• Problem requirements: Copy all entries without alteration and skip the pictures they hold.

• Listed records:
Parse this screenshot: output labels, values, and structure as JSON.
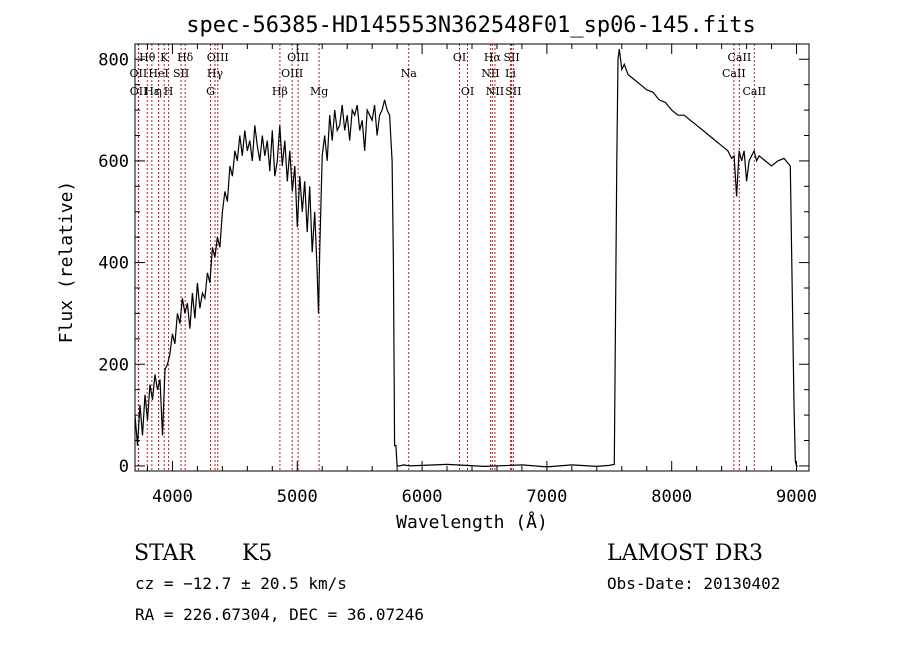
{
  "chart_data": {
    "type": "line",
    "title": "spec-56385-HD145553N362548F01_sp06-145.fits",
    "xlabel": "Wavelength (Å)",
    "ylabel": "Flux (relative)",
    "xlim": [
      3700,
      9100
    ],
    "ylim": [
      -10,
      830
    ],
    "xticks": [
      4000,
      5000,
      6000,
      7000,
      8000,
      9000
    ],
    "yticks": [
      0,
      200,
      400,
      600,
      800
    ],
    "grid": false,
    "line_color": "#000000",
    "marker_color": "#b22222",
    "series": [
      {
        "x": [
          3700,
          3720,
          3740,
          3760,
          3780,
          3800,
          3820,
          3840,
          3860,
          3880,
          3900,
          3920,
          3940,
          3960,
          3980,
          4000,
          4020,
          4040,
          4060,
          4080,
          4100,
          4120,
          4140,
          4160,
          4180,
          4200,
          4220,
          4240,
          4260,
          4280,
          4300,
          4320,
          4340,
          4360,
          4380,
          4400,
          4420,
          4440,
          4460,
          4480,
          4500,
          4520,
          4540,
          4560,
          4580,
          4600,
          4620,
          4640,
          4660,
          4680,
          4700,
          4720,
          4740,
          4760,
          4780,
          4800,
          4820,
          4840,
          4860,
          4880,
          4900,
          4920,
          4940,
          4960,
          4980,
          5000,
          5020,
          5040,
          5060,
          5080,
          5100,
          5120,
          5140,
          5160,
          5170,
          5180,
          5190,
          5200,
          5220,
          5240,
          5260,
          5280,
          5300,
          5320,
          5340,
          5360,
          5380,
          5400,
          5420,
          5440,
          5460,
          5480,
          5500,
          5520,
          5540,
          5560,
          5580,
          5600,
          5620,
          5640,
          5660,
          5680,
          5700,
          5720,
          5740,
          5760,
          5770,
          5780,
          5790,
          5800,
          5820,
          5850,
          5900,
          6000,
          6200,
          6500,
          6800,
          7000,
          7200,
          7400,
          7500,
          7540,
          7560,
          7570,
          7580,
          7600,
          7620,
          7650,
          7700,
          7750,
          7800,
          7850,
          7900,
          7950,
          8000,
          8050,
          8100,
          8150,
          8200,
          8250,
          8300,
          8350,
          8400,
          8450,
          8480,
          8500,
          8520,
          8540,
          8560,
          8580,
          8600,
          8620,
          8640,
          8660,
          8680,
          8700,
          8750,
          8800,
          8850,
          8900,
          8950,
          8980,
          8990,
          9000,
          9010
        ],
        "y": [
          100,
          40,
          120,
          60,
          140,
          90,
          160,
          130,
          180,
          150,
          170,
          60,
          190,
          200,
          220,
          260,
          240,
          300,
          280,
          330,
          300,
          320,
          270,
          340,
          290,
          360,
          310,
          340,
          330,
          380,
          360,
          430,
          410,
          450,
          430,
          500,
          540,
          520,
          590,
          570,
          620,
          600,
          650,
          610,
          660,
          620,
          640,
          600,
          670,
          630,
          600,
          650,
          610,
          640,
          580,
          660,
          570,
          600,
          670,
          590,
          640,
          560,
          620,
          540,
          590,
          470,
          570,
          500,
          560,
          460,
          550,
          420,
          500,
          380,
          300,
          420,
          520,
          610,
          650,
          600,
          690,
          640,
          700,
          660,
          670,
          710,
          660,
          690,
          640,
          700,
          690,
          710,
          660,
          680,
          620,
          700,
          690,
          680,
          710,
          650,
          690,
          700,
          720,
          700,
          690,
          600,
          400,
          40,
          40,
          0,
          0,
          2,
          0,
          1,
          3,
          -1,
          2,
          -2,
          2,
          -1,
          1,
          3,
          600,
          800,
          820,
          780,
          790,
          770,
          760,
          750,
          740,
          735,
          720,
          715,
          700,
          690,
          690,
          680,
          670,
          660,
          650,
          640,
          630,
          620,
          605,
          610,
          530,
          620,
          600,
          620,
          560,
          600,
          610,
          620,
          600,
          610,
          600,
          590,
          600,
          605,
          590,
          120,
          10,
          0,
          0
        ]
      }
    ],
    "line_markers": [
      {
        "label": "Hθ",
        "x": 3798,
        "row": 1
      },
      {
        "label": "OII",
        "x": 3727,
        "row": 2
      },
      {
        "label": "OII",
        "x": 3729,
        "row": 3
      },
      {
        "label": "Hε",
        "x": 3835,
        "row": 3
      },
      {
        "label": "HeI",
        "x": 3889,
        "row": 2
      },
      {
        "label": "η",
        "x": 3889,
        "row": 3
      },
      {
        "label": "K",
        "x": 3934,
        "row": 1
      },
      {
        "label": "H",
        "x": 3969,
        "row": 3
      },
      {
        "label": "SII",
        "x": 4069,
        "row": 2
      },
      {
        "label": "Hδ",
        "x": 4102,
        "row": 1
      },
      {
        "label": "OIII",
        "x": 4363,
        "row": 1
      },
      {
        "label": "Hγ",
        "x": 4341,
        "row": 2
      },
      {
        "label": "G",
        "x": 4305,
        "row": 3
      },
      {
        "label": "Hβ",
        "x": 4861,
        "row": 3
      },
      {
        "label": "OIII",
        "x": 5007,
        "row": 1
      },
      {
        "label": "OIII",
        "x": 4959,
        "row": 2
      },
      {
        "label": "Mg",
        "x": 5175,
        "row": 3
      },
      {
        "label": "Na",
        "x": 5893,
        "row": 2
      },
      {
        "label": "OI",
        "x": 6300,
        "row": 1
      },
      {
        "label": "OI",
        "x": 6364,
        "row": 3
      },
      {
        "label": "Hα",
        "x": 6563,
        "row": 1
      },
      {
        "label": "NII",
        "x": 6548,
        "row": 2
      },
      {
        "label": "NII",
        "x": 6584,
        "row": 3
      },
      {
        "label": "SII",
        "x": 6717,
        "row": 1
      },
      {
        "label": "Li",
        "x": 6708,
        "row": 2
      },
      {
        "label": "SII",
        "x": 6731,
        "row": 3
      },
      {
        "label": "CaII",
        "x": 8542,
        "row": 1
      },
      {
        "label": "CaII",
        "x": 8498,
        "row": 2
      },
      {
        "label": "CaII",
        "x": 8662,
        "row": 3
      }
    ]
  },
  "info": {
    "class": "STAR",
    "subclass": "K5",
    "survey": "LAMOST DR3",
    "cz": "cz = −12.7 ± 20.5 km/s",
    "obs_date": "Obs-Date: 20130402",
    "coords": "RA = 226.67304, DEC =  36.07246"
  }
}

• Answer below:
Parse this screenshot: output labels, values, and structure as JSON.
{
  "chart_data": {
    "type": "line",
    "title": "spec-56385-HD145553N362548F01_sp06-145.fits",
    "xlabel": "Wavelength (Å)",
    "ylabel": "Flux (relative)",
    "xlim": [
      3700,
      9100
    ],
    "ylim": [
      -10,
      830
    ],
    "xticks": [
      4000,
      5000,
      6000,
      7000,
      8000,
      9000
    ],
    "yticks": [
      0,
      200,
      400,
      600,
      800
    ],
    "grid": false,
    "line_color": "#000000",
    "marker_color": "#b22222",
    "series": [
      {
        "x": [
          3700,
          3720,
          3740,
          3760,
          3780,
          3800,
          3820,
          3840,
          3860,
          3880,
          3900,
          3920,
          3940,
          3960,
          3980,
          4000,
          4020,
          4040,
          4060,
          4080,
          4100,
          4120,
          4140,
          4160,
          4180,
          4200,
          4220,
          4240,
          4260,
          4280,
          4300,
          4320,
          4340,
          4360,
          4380,
          4400,
          4420,
          4440,
          4460,
          4480,
          4500,
          4520,
          4540,
          4560,
          4580,
          4600,
          4620,
          4640,
          4660,
          4680,
          4700,
          4720,
          4740,
          4760,
          4780,
          4800,
          4820,
          4840,
          4860,
          4880,
          4900,
          4920,
          4940,
          4960,
          4980,
          5000,
          5020,
          5040,
          5060,
          5080,
          5100,
          5120,
          5140,
          5160,
          5170,
          5180,
          5190,
          5200,
          5220,
          5240,
          5260,
          5280,
          5300,
          5320,
          5340,
          5360,
          5380,
          5400,
          5420,
          5440,
          5460,
          5480,
          5500,
          5520,
          5540,
          5560,
          5580,
          5600,
          5620,
          5640,
          5660,
          5680,
          5700,
          5720,
          5740,
          5760,
          5770,
          5780,
          5790,
          5800,
          5820,
          5850,
          5900,
          6000,
          6200,
          6500,
          6800,
          7000,
          7200,
          7400,
          7500,
          7540,
          7560,
          7570,
          7580,
          7600,
          7620,
          7650,
          7700,
          7750,
          7800,
          7850,
          7900,
          7950,
          8000,
          8050,
          8100,
          8150,
          8200,
          8250,
          8300,
          8350,
          8400,
          8450,
          8480,
          8500,
          8520,
          8540,
          8560,
          8580,
          8600,
          8620,
          8640,
          8660,
          8680,
          8700,
          8750,
          8800,
          8850,
          8900,
          8950,
          8980,
          8990,
          9000,
          9010
        ],
        "y": [
          100,
          40,
          120,
          60,
          140,
          90,
          160,
          130,
          180,
          150,
          170,
          60,
          190,
          200,
          220,
          260,
          240,
          300,
          280,
          330,
          300,
          320,
          270,
          340,
          290,
          360,
          310,
          340,
          330,
          380,
          360,
          430,
          410,
          450,
          430,
          500,
          540,
          520,
          590,
          570,
          620,
          600,
          650,
          610,
          660,
          620,
          640,
          600,
          670,
          630,
          600,
          650,
          610,
          640,
          580,
          660,
          570,
          600,
          670,
          590,
          640,
          560,
          620,
          540,
          590,
          470,
          570,
          500,
          560,
          460,
          550,
          420,
          500,
          380,
          300,
          420,
          520,
          610,
          650,
          600,
          690,
          640,
          700,
          660,
          670,
          710,
          660,
          690,
          640,
          700,
          690,
          710,
          660,
          680,
          620,
          700,
          690,
          680,
          710,
          650,
          690,
          700,
          720,
          700,
          690,
          600,
          400,
          40,
          40,
          0,
          0,
          2,
          0,
          1,
          3,
          -1,
          2,
          -2,
          2,
          -1,
          1,
          3,
          600,
          800,
          820,
          780,
          790,
          770,
          760,
          750,
          740,
          735,
          720,
          715,
          700,
          690,
          690,
          680,
          670,
          660,
          650,
          640,
          630,
          620,
          605,
          610,
          530,
          620,
          600,
          620,
          560,
          600,
          610,
          620,
          600,
          610,
          600,
          590,
          600,
          605,
          590,
          120,
          10,
          0,
          0
        ]
      }
    ],
    "line_markers": [
      {
        "label": "Hθ",
        "x": 3798,
        "row": 1
      },
      {
        "label": "OII",
        "x": 3727,
        "row": 2
      },
      {
        "label": "OII",
        "x": 3729,
        "row": 3
      },
      {
        "label": "Hε",
        "x": 3835,
        "row": 3
      },
      {
        "label": "HeI",
        "x": 3889,
        "row": 2
      },
      {
        "label": "η",
        "x": 3889,
        "row": 3
      },
      {
        "label": "K",
        "x": 3934,
        "row": 1
      },
      {
        "label": "H",
        "x": 3969,
        "row": 3
      },
      {
        "label": "SII",
        "x": 4069,
        "row": 2
      },
      {
        "label": "Hδ",
        "x": 4102,
        "row": 1
      },
      {
        "label": "OIII",
        "x": 4363,
        "row": 1
      },
      {
        "label": "Hγ",
        "x": 4341,
        "row": 2
      },
      {
        "label": "G",
        "x": 4305,
        "row": 3
      },
      {
        "label": "Hβ",
        "x": 4861,
        "row": 3
      },
      {
        "label": "OIII",
        "x": 5007,
        "row": 1
      },
      {
        "label": "OIII",
        "x": 4959,
        "row": 2
      },
      {
        "label": "Mg",
        "x": 5175,
        "row": 3
      },
      {
        "label": "Na",
        "x": 5893,
        "row": 2
      },
      {
        "label": "OI",
        "x": 6300,
        "row": 1
      },
      {
        "label": "OI",
        "x": 6364,
        "row": 3
      },
      {
        "label": "Hα",
        "x": 6563,
        "row": 1
      },
      {
        "label": "NII",
        "x": 6548,
        "row": 2
      },
      {
        "label": "NII",
        "x": 6584,
        "row": 3
      },
      {
        "label": "SII",
        "x": 6717,
        "row": 1
      },
      {
        "label": "Li",
        "x": 6708,
        "row": 2
      },
      {
        "label": "SII",
        "x": 6731,
        "row": 3
      },
      {
        "label": "CaII",
        "x": 8542,
        "row": 1
      },
      {
        "label": "CaII",
        "x": 8498,
        "row": 2
      },
      {
        "label": "CaII",
        "x": 8662,
        "row": 3
      }
    ]
  },
  "info": {
    "class": "STAR",
    "subclass": "K5",
    "survey": "LAMOST DR3",
    "cz": "cz = −12.7 ± 20.5 km/s",
    "obs_date": "Obs-Date: 20130402",
    "coords": "RA = 226.67304, DEC =  36.07246"
  }
}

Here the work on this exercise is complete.